Dataset entries:
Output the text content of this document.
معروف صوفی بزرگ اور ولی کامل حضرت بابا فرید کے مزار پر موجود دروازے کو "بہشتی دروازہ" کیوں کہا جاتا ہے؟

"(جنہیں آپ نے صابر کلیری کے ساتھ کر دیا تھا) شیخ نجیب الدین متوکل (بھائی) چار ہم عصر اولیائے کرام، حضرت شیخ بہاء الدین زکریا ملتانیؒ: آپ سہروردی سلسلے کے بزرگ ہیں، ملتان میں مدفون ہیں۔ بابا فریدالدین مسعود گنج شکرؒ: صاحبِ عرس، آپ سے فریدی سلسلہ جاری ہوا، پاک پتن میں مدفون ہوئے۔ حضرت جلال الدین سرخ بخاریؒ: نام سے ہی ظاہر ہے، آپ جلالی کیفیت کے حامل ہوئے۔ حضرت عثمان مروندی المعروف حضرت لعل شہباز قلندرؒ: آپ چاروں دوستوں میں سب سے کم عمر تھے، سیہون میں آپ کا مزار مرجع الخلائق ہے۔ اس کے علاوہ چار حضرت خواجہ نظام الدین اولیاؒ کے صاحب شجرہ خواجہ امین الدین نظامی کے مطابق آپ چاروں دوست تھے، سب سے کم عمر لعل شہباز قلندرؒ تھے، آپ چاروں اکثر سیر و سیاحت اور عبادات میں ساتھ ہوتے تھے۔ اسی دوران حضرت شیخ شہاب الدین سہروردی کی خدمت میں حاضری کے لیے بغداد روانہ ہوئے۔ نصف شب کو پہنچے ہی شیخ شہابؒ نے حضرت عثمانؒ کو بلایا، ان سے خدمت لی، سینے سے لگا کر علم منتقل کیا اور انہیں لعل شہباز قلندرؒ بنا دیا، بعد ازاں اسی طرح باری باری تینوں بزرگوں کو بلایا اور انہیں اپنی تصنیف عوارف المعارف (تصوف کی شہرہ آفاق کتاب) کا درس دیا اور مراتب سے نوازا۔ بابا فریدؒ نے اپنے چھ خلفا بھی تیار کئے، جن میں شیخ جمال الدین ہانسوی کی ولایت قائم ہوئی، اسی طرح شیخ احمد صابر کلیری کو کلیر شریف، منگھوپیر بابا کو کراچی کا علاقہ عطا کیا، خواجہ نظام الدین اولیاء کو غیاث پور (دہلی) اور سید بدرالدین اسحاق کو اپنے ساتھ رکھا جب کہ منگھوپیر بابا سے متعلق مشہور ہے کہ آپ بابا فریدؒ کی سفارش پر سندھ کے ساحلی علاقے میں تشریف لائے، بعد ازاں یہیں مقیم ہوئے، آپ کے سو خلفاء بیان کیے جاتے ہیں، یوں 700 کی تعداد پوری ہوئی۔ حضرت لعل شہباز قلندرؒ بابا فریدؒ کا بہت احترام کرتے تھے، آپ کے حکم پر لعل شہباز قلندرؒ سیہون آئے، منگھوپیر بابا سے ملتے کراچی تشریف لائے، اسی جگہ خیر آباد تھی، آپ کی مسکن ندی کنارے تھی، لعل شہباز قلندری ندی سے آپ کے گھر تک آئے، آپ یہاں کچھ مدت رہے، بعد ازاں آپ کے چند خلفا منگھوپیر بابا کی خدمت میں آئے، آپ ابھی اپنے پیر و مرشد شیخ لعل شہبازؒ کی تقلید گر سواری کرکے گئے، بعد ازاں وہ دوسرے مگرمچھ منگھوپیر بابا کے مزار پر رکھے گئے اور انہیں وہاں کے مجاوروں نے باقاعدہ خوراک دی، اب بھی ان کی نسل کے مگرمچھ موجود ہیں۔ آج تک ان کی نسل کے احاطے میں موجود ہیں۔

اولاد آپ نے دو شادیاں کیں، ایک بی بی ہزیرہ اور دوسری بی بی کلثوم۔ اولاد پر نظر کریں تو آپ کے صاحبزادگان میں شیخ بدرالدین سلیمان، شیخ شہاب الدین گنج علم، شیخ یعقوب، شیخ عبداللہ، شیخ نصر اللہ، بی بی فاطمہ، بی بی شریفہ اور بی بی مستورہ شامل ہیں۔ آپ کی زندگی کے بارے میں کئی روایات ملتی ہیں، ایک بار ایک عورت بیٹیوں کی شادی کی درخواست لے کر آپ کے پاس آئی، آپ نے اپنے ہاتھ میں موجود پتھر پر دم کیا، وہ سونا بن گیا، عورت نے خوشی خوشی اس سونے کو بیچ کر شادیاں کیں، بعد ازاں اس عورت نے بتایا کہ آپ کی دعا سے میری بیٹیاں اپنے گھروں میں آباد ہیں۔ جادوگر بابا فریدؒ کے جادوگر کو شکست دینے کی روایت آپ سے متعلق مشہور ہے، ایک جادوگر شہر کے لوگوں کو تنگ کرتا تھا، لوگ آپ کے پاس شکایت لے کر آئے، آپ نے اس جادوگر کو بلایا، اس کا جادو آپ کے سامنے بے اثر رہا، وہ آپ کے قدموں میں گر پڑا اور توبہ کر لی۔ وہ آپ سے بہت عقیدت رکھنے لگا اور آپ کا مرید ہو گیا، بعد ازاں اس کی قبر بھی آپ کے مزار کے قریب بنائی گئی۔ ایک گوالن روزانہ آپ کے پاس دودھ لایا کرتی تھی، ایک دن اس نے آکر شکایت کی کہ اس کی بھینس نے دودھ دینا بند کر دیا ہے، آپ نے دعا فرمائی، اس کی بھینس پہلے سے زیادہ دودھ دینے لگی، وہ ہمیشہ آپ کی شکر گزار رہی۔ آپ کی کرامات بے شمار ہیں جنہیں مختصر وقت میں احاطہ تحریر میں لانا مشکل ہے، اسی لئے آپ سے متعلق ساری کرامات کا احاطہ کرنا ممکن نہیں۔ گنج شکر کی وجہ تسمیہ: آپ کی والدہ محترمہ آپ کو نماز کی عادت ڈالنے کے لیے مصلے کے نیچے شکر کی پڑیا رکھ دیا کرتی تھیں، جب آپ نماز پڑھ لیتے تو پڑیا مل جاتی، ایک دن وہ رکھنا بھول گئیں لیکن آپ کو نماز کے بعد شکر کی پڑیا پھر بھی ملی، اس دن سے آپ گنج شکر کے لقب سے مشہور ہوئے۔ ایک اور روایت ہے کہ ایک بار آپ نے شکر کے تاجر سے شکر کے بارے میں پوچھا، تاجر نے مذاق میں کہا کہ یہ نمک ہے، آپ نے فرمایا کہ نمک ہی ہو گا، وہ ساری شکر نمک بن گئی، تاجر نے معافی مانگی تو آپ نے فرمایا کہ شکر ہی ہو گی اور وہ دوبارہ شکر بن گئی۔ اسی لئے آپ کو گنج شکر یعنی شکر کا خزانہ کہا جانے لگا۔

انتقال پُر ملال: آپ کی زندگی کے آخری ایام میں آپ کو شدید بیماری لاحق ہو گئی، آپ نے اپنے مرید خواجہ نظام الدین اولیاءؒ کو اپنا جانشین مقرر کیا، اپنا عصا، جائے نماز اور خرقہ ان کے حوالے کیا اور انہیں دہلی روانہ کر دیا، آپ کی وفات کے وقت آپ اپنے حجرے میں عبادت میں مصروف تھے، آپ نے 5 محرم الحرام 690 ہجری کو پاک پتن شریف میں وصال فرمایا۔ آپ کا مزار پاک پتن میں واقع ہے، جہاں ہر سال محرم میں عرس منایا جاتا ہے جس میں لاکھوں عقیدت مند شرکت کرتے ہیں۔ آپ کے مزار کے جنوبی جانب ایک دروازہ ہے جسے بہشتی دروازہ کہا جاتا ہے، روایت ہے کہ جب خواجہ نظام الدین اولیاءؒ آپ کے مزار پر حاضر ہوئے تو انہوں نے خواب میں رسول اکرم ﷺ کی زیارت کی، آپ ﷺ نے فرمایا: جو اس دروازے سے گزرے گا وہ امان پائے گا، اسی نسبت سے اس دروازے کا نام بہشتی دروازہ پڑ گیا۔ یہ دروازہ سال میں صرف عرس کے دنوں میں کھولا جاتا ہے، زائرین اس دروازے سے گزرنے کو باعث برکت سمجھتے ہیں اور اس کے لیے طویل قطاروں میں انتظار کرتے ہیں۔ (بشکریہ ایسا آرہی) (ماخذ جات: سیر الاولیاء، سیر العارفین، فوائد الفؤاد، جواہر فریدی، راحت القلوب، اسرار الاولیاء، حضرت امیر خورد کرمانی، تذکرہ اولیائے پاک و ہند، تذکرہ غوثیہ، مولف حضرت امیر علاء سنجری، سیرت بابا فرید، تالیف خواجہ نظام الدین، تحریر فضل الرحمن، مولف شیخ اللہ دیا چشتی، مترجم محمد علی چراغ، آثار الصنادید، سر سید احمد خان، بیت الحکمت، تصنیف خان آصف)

* **Task objective**:
Pick out the lines containing the string "جاتا" and show them.

* **Right answer**:
معروف صوفی بزرگ اور ولی کامل حضرت بابا فرید کے مزار پر موجود دروازے کو "بہشتی دروازہ" کیوں کہا جاتا ہے؟
انتقال پُر ملال: آپ کی زندگی کے آخری ایام میں آپ کو شدید بیماری لاحق ہو گئی، آپ نے اپنے مرید خواجہ نظام الدین اولیاءؒ کو اپنا جانشین مقرر کیا، اپنا عصا، جائے نماز اور خرقہ ان کے حوالے کیا اور انہیں دہلی روانہ کر دیا، آپ کی وفات کے وقت آپ اپنے حجرے میں عبادت میں مصروف تھے، آپ نے 5 محرم الحرام 690 ہجری کو پاک پتن شریف میں وصال فرمایا۔ آپ کا مزار پاک پتن میں واقع ہے، جہاں ہر سال محرم میں عرس منایا جاتا ہے جس میں لاکھوں عقیدت مند شرکت کرتے ہیں۔ آپ کے مزار کے جنوبی جانب ایک دروازہ ہے جسے بہشتی دروازہ کہا جاتا ہے، روایت ہے کہ جب خواجہ نظام الدین اولیاءؒ آپ کے مزار پر حاضر ہوئے تو انہوں نے خواب میں رسول اکرم ﷺ کی زیارت کی، آپ ﷺ نے فرمایا: جو اس دروازے سے گزرے گا وہ امان پائے گا، اسی نسبت سے اس دروازے کا نام بہشتی دروازہ پڑ گیا۔ یہ دروازہ سال میں صرف عرس کے دنوں میں کھولا جاتا ہے، زائرین اس دروازے سے گزرنے کو باعث برکت سمجھتے ہیں اور اس کے لیے طویل قطاروں میں انتظار کرتے ہیں۔ (بشکریہ ایسا آرہی) (ماخذ جات: سیر الاولیاء، سیر العارفین، فوائد الفؤاد، جواہر فریدی، راحت القلوب، اسرار الاولیاء، حضرت امیر خورد کرمانی، تذکرہ اولیائے پاک و ہند، تذکرہ غوثیہ، مولف حضرت امیر علاء سنجری، سیرت بابا فرید، تالیف خواجہ نظام الدین، تحریر فضل الرحمن، مولف شیخ اللہ دیا چشتی، مترجم محمد علی چراغ، آثار الصنادید، سر سید احمد خان، بیت الحکمت، تصنیف خان آصف)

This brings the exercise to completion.